Collected data:

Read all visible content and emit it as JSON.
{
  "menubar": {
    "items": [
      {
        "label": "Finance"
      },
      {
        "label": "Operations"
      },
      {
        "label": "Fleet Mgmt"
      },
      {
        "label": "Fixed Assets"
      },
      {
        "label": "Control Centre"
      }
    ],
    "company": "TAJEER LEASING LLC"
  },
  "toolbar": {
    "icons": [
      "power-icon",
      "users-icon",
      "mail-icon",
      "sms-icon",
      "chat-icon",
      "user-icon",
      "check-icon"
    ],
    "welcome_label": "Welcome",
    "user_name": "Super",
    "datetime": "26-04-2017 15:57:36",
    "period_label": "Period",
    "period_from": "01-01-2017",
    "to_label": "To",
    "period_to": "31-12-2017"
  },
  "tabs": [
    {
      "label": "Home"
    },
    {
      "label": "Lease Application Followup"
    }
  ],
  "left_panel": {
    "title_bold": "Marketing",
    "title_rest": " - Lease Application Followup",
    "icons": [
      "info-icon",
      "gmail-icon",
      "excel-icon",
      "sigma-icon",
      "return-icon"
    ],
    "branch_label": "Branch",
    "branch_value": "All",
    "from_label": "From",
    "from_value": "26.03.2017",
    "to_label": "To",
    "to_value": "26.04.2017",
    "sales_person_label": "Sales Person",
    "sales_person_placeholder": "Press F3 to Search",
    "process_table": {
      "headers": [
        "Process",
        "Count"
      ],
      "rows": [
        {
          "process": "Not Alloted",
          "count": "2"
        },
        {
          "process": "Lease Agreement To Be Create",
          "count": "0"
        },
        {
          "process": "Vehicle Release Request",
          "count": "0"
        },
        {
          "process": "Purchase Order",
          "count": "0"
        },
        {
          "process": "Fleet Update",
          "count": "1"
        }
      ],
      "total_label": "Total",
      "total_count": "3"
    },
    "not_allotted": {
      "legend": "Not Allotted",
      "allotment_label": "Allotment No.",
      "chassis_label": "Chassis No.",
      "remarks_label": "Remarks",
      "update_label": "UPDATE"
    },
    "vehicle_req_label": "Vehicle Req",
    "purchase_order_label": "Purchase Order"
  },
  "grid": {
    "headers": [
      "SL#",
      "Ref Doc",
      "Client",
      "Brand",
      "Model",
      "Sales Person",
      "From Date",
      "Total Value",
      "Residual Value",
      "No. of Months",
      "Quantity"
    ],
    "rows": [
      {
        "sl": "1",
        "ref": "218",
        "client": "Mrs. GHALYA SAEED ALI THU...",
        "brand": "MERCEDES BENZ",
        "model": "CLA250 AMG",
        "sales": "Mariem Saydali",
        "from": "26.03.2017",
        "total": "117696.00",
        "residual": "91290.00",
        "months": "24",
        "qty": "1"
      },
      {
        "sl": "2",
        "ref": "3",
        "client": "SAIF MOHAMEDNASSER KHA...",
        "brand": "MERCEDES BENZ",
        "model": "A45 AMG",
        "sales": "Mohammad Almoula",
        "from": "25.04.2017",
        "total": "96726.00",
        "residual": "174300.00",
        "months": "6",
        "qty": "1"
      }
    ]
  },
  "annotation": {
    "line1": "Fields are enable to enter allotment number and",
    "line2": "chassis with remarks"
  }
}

■ **Set exercise**:
Each line of the listing should be echoed back exactly.

■ **Answer**:
Read all visible content and emit it as JSON.
{
  "menubar": {
    "items": [
      {
        "label": "Finance"
      },
      {
        "label": "Operations"
      },
      {
        "label": "Fleet Mgmt"
      },
      {
        "label": "Fixed Assets"
      },
      {
        "label": "Control Centre"
      }
    ],
    "company": "TAJEER LEASING LLC"
  },
  "toolbar": {
    "icons": [
      "power-icon",
      "users-icon",
      "mail-icon",
      "sms-icon",
      "chat-icon",
      "user-icon",
      "check-icon"
    ],
    "welcome_label": "Welcome",
    "user_name": "Super",
    "datetime": "26-04-2017 15:57:36",
    "period_label": "Period",
    "period_from": "01-01-2017",
    "to_label": "To",
    "period_to": "31-12-2017"
  },
  "tabs": [
    {
      "label": "Home"
    },
    {
      "label": "Lease Application Followup"
    }
  ],
  "left_panel": {
    "title_bold": "Marketing",
    "title_rest": " - Lease Application Followup",
    "icons": [
      "info-icon",
      "gmail-icon",
      "excel-icon",
      "sigma-icon",
      "return-icon"
    ],
    "branch_label": "Branch",
    "branch_value": "All",
    "from_label": "From",
    "from_value": "26.03.2017",
    "to_label": "To",
    "to_value": "26.04.2017",
    "sales_person_label": "Sales Person",
    "sales_person_placeholder": "Press F3 to Search",
    "process_table": {
      "headers": [
        "Process",
        "Count"
      ],
      "rows": [
        {
          "process": "Not Alloted",
          "count": "2"
        },
        {
          "process": "Lease Agreement To Be Create",
          "count": "0"
        },
        {
          "process": "Vehicle Release Request",
          "count": "0"
        },
        {
          "process": "Purchase Order",
          "count": "0"
        },
        {
          "process": "Fleet Update",
          "count": "1"
        }
      ],
      "total_label": "Total",
      "total_count": "3"
    },
    "not_allotted": {
      "legend": "Not Allotted",
      "allotment_label": "Allotment No.",
      "chassis_label": "Chassis No.",
      "remarks_label": "Remarks",
      "update_label": "UPDATE"
    },
    "vehicle_req_label": "Vehicle Req",
    "purchase_order_label": "Purchase Order"
  },
  "grid": {
    "headers": [
      "SL#",
      "Ref Doc",
      "Client",
      "Brand",
      "Model",
      "Sales Person",
      "From Date",
      "Total Value",
      "Residual Value",
      "No. of Months",
      "Quantity"
    ],
    "rows": [
      {
        "sl": "1",
        "ref": "218",
        "client": "Mrs. GHALYA SAEED ALI THU...",
        "brand": "MERCEDES BENZ",
        "model": "CLA250 AMG",
        "sales": "Mariem Saydali",
        "from": "26.03.2017",
        "total": "117696.00",
        "residual": "91290.00",
        "months": "24",
        "qty": "1"
      },
      {
        "sl": "2",
        "ref": "3",
        "client": "SAIF MOHAMEDNASSER KHA...",
        "brand": "MERCEDES BENZ",
        "model": "A45 AMG",
        "sales": "Mohammad Almoula",
        "from": "25.04.2017",
        "total": "96726.00",
        "residual": "174300.00",
        "months": "6",
        "qty": "1"
      }
    ]
  },
  "annotation": {
    "line1": "Fields are enable to enter allotment number and",
    "line2": "chassis with remarks"
  }
}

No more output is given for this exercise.